**WORK REQUIRED:**
Return the material exactly as supplied, apart from the pictures, which are omitted.

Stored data
====
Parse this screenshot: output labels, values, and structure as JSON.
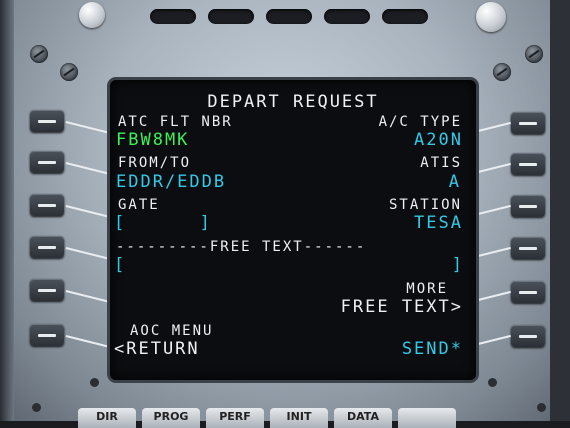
{
  "screen": {
    "title": "DEPART REQUEST",
    "left": [
      {
        "label": "ATC FLT NBR",
        "value": "FBW8MK",
        "value_color": "green"
      },
      {
        "label": "FROM/TO",
        "value": "EDDR/EDDB",
        "value_color": "cyan"
      },
      {
        "label": "GATE",
        "value": "[      ]",
        "value_color": "cyan"
      },
      {
        "label": "",
        "value": "[",
        "value_color": "cyan"
      },
      {
        "label": "",
        "value": "",
        "value_color": "white"
      },
      {
        "label": "AOC MENU",
        "value": "<RETURN",
        "value_color": "white"
      }
    ],
    "right": [
      {
        "label": "A/C TYPE",
        "value": "A20N",
        "value_color": "cyan"
      },
      {
        "label": "ATIS",
        "value": "A",
        "value_color": "cyan"
      },
      {
        "label": "STATION",
        "value": "TESA",
        "value_color": "cyan"
      },
      {
        "label": "",
        "value": "]",
        "value_color": "cyan"
      },
      {
        "label": "MORE",
        "value": "FREE TEXT>",
        "value_color": "white"
      },
      {
        "label": "",
        "value": "SEND*",
        "value_color": "cyan"
      }
    ],
    "free_text_divider": "---------FREE TEXT------"
  },
  "bottom_keys": [
    "DIR",
    "PROG",
    "PERF",
    "INIT",
    "DATA",
    ""
  ],
  "colors": {
    "green": "#3cf05a",
    "cyan": "#35c9e6",
    "white": "#eef0f2",
    "screen_bg": "#0b0d10",
    "bezel": "#b8c1cb"
  }
}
====
**IN RESPONSE:**
Parse this screenshot: output labels, values, and structure as JSON.
{
  "screen": {
    "title": "DEPART REQUEST",
    "left": [
      {
        "label": "ATC FLT NBR",
        "value": "FBW8MK",
        "value_color": "green"
      },
      {
        "label": "FROM/TO",
        "value": "EDDR/EDDB",
        "value_color": "cyan"
      },
      {
        "label": "GATE",
        "value": "[      ]",
        "value_color": "cyan"
      },
      {
        "label": "",
        "value": "[",
        "value_color": "cyan"
      },
      {
        "label": "",
        "value": "",
        "value_color": "white"
      },
      {
        "label": "AOC MENU",
        "value": "<RETURN",
        "value_color": "white"
      }
    ],
    "right": [
      {
        "label": "A/C TYPE",
        "value": "A20N",
        "value_color": "cyan"
      },
      {
        "label": "ATIS",
        "value": "A",
        "value_color": "cyan"
      },
      {
        "label": "STATION",
        "value": "TESA",
        "value_color": "cyan"
      },
      {
        "label": "",
        "value": "]",
        "value_color": "cyan"
      },
      {
        "label": "MORE",
        "value": "FREE TEXT>",
        "value_color": "white"
      },
      {
        "label": "",
        "value": "SEND*",
        "value_color": "cyan"
      }
    ],
    "free_text_divider": "---------FREE TEXT------"
  },
  "bottom_keys": [
    "DIR",
    "PROG",
    "PERF",
    "INIT",
    "DATA",
    ""
  ],
  "colors": {
    "green": "#3cf05a",
    "cyan": "#35c9e6",
    "white": "#eef0f2",
    "screen_bg": "#0b0d10",
    "bezel": "#b8c1cb"
  }
}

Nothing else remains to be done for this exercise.